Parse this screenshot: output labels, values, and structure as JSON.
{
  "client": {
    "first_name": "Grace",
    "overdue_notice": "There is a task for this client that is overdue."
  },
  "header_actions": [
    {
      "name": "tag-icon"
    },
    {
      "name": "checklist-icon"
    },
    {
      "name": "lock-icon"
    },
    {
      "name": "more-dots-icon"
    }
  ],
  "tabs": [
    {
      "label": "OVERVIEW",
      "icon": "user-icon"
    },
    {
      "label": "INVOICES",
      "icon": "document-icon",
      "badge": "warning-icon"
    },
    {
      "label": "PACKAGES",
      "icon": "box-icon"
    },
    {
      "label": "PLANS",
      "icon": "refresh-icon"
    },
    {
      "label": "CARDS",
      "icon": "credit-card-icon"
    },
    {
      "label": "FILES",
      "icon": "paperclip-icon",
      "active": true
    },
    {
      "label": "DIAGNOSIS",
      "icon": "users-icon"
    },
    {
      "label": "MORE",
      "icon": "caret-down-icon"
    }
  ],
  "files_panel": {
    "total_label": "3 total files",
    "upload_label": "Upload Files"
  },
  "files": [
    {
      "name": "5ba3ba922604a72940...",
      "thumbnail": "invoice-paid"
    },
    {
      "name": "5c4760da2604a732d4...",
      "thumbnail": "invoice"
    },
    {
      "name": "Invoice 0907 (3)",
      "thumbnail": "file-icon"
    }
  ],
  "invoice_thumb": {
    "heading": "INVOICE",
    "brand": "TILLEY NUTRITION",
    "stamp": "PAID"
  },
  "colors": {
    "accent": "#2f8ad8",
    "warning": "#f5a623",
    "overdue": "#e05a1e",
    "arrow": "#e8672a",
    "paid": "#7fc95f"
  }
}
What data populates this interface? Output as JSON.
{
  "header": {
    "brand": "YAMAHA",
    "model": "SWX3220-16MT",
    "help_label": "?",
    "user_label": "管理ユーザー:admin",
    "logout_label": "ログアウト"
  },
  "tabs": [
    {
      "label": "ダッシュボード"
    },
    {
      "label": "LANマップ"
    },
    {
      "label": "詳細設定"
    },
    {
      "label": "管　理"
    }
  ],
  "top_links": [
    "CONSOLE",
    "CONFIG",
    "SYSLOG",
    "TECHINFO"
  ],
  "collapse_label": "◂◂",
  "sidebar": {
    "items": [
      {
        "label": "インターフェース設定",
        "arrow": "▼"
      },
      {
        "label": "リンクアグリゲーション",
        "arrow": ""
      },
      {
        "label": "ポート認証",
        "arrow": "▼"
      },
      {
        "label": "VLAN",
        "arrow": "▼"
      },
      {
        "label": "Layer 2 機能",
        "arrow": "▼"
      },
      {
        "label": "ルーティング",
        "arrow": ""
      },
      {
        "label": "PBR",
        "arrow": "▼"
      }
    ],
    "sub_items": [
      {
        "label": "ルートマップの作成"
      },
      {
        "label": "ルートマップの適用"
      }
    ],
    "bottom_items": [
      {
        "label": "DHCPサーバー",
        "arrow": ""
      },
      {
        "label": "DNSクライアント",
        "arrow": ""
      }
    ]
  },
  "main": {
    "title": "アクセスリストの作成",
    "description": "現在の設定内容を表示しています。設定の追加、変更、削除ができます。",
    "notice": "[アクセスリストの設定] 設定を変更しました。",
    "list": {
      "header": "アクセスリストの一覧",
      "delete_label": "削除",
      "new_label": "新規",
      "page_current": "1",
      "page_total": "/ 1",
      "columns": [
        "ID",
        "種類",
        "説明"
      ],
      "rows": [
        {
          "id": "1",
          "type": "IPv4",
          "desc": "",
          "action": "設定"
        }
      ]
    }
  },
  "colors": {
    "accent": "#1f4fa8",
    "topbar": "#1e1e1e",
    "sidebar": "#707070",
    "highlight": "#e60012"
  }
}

§ What to do:
Each line must be given again exactly as written above.

§ Output for this task:
Parse this screenshot: output labels, values, and structure as JSON.
{
  "client": {
    "first_name": "Grace",
    "overdue_notice": "There is a task for this client that is overdue."
  },
  "header_actions": [
    {
      "name": "tag-icon"
    },
    {
      "name": "checklist-icon"
    },
    {
      "name": "lock-icon"
    },
    {
      "name": "more-dots-icon"
    }
  ],
  "tabs": [
    {
      "label": "OVERVIEW",
      "icon": "user-icon"
    },
    {
      "label": "INVOICES",
      "icon": "document-icon",
      "badge": "warning-icon"
    },
    {
      "label": "PACKAGES",
      "icon": "box-icon"
    },
    {
      "label": "PLANS",
      "icon": "refresh-icon"
    },
    {
      "label": "CARDS",
      "icon": "credit-card-icon"
    },
    {
      "label": "FILES",
      "icon": "paperclip-icon",
      "active": true
    },
    {
      "label": "DIAGNOSIS",
      "icon": "users-icon"
    },
    {
      "label": "MORE",
      "icon": "caret-down-icon"
    }
  ],
  "files_panel": {
    "total_label": "3 total files",
    "upload_label": "Upload Files"
  },
  "files": [
    {
      "name": "5ba3ba922604a72940...",
      "thumbnail": "invoice-paid"
    },
    {
      "name": "5c4760da2604a732d4...",
      "thumbnail": "invoice"
    },
    {
      "name": "Invoice 0907 (3)",
      "thumbnail": "file-icon"
    }
  ],
  "invoice_thumb": {
    "heading": "INVOICE",
    "brand": "TILLEY NUTRITION",
    "stamp": "PAID"
  },
  "colors": {
    "accent": "#2f8ad8",
    "warning": "#f5a623",
    "overdue": "#e05a1e",
    "arrow": "#e8672a",
    "paid": "#7fc95f"
  }
}
What data populates this interface? Output as JSON.
{
  "header": {
    "brand": "YAMAHA",
    "model": "SWX3220-16MT",
    "help_label": "?",
    "user_label": "管理ユーザー:admin",
    "logout_label": "ログアウト"
  },
  "tabs": [
    {
      "label": "ダッシュボード"
    },
    {
      "label": "LANマップ"
    },
    {
      "label": "詳細設定"
    },
    {
      "label": "管　理"
    }
  ],
  "top_links": [
    "CONSOLE",
    "CONFIG",
    "SYSLOG",
    "TECHINFO"
  ],
  "collapse_label": "◂◂",
  "sidebar": {
    "items": [
      {
        "label": "インターフェース設定",
        "arrow": "▼"
      },
      {
        "label": "リンクアグリゲーション",
        "arrow": ""
      },
      {
        "label": "ポート認証",
        "arrow": "▼"
      },
      {
        "label": "VLAN",
        "arrow": "▼"
      },
      {
        "label": "Layer 2 機能",
        "arrow": "▼"
      },
      {
        "label": "ルーティング",
        "arrow": ""
      },
      {
        "label": "PBR",
        "arrow": "▼"
      }
    ],
    "sub_items": [
      {
        "label": "ルートマップの作成"
      },
      {
        "label": "ルートマップの適用"
      }
    ],
    "bottom_items": [
      {
        "label": "DHCPサーバー",
        "arrow": ""
      },
      {
        "label": "DNSクライアント",
        "arrow": ""
      }
    ]
  },
  "main": {
    "title": "アクセスリストの作成",
    "description": "現在の設定内容を表示しています。設定の追加、変更、削除ができます。",
    "notice": "[アクセスリストの設定] 設定を変更しました。",
    "list": {
      "header": "アクセスリストの一覧",
      "delete_label": "削除",
      "new_label": "新規",
      "page_current": "1",
      "page_total": "/ 1",
      "columns": [
        "ID",
        "種類",
        "説明"
      ],
      "rows": [
        {
          "id": "1",
          "type": "IPv4",
          "desc": "",
          "action": "設定"
        }
      ]
    }
  },
  "colors": {
    "accent": "#1f4fa8",
    "topbar": "#1e1e1e",
    "sidebar": "#707070",
    "highlight": "#e60012"
  }
}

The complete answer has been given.